* _ARTICLE_:
%%

Dans le vacarme ambiant, alors que nous sommes comme ensevelis, submergés, asphyxiés par tout ce qui fout le camp et explose dans le monde, au point de ne plus vouloir voir et entendre pour préserver sa santé mentale, quelques appels méritent d’être mis en lumière. Parce qu’ils nous invitent, au-delà de la mêlée, à ne pas abdiquer face à la nécessité de replacer l’humain, et l’engagement humain, au cœur de notre réflexion et de nos actions.
Il en est ainsi de la lettre adressée cette semaine par Craig Mokhiber, pour expliquer sa décision de démissionner en tant que directeur du bureau de New York du Haut-Commissariat des Nations Unies des droits de l’homme. En raison de ce qu’il considère comme un « génocide » des civils palestiniens à Gaza sous les bombardements israéliens. Estimant que les Nations Unies manquent à leur devoir de protéger les civils palestiniens, alors que les États-Unis, le Royaume-Uni et une grande partie de l’Europe se portent complices de ce qu’il qualifie comme un « horrible assaut » et un « massacre en masse du peuple palestinien ».

%%

Selon l'article, pour quelles raisons Craig Mokhiber a-t-il démissionné de son poste ? Répondez en une à trois phrases.

* _LISTE DES DONNÉES_:

%%

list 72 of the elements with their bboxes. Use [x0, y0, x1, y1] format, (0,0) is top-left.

%%
%%

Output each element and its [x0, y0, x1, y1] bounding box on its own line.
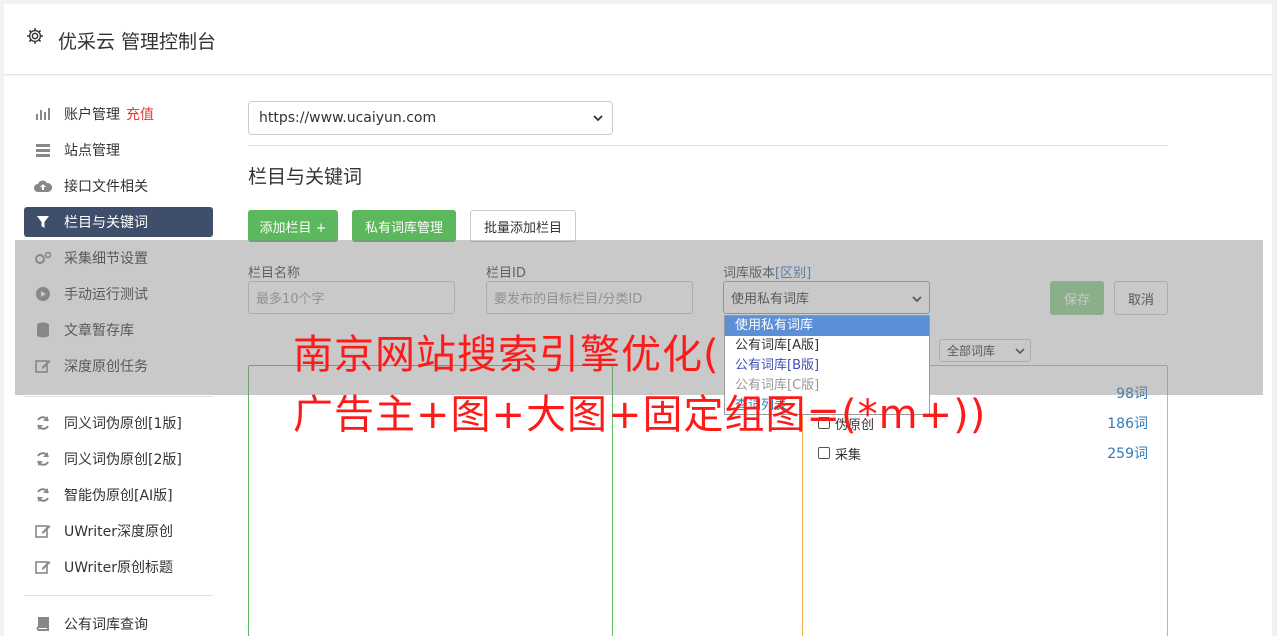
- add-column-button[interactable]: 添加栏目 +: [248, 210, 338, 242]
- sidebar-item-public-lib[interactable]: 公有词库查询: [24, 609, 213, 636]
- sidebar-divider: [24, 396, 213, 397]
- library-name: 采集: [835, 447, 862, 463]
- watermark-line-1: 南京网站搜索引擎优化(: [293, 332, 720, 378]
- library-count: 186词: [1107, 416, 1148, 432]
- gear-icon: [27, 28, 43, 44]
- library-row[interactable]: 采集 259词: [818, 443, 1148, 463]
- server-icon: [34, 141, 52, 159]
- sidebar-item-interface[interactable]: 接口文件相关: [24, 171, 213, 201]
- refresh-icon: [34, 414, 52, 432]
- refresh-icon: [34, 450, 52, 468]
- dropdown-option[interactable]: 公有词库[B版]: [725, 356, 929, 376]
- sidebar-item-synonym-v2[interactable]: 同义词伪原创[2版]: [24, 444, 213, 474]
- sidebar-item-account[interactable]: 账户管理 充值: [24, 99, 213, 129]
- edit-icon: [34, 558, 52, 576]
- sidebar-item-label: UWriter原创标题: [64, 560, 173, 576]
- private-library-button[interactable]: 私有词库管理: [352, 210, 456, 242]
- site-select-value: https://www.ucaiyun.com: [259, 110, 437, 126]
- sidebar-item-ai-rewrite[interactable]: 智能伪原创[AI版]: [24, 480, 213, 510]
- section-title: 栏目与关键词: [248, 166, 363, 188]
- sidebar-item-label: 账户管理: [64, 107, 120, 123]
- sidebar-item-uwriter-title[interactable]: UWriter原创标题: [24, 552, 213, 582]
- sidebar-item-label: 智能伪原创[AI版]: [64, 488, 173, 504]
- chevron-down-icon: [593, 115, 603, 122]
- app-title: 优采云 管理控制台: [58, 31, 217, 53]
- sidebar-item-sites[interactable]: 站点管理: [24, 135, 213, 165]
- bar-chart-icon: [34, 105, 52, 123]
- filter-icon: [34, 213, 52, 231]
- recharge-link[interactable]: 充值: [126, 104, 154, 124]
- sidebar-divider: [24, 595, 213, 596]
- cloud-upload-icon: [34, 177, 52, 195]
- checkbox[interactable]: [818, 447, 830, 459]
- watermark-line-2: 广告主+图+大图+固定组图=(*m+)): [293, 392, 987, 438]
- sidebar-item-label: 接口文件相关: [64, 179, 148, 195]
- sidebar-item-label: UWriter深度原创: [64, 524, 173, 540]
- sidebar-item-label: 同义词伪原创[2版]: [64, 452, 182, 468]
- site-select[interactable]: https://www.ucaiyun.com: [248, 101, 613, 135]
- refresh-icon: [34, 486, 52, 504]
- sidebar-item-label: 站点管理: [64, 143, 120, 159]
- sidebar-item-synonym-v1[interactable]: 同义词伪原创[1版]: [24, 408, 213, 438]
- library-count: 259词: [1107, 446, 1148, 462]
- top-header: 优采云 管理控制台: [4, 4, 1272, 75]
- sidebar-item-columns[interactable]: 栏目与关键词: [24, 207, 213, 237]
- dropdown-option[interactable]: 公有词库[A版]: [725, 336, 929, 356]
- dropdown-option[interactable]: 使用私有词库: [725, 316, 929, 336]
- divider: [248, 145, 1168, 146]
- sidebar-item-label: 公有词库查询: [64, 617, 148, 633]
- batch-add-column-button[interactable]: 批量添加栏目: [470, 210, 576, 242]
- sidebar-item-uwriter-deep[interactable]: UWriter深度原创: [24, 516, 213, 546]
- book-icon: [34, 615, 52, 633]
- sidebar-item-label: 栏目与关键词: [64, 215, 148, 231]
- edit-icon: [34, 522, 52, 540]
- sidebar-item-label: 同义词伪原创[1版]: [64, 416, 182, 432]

%%

* _RÉPONSE À L'EXERCICE_:
Craig Mokhiber a quitté la direction du bureau de New York du Haut-Commissariat des Nations Unies des droits de l'homme en raison de ce qu'il considère comme un « génocide » des civils palestiniens à Gaza sous les bombardements israéliens. Il estime que les Nations Unies manquent à leur devoir de protéger ces civils. Selon lui, les États-Unis, le Royaume-Uni et une grande partie de l'Europe se portent complices de ce qu'il qualifie d'« horrible assaut » et de « massacre en masse du peuple palestinien ».